----- Input data
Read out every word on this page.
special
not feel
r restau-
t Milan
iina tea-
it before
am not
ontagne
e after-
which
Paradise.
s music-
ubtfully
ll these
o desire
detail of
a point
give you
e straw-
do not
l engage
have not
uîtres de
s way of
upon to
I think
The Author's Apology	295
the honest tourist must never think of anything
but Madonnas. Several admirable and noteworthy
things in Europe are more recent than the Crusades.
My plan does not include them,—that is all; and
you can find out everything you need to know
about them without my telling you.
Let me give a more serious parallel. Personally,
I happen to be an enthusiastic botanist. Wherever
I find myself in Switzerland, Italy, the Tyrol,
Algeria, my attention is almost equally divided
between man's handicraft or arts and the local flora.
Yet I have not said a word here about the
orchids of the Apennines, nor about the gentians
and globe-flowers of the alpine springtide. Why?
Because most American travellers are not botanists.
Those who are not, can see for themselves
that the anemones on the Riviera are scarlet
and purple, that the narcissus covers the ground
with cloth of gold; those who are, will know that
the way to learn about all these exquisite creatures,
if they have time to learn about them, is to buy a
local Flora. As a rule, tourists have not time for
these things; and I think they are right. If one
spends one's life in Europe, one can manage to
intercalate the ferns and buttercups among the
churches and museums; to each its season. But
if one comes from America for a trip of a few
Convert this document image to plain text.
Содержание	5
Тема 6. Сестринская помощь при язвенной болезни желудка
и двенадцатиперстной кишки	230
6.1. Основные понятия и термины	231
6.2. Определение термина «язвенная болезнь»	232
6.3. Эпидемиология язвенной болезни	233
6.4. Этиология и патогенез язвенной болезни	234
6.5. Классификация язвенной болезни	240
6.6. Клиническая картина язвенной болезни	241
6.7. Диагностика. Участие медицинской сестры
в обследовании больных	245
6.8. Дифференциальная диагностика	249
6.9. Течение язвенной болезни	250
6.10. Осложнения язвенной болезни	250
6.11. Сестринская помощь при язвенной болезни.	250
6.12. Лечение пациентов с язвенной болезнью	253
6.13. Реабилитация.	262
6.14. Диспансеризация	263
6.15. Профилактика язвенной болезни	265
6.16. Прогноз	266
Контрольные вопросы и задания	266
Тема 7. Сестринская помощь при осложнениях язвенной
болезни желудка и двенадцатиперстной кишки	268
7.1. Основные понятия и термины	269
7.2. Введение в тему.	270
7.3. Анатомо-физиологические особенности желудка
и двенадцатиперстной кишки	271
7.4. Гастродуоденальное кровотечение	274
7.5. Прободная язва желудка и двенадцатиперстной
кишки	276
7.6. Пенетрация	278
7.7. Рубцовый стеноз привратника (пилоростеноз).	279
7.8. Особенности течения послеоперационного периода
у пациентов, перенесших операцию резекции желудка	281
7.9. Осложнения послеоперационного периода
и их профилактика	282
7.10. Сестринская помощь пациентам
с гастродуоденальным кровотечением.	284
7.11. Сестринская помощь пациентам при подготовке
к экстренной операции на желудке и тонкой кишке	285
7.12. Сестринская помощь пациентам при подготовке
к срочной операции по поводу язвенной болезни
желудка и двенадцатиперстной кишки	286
----------
Work to be completed -
State the number of lines in the records that contain the string "пациентам", and nothing more.

Answer in full -
3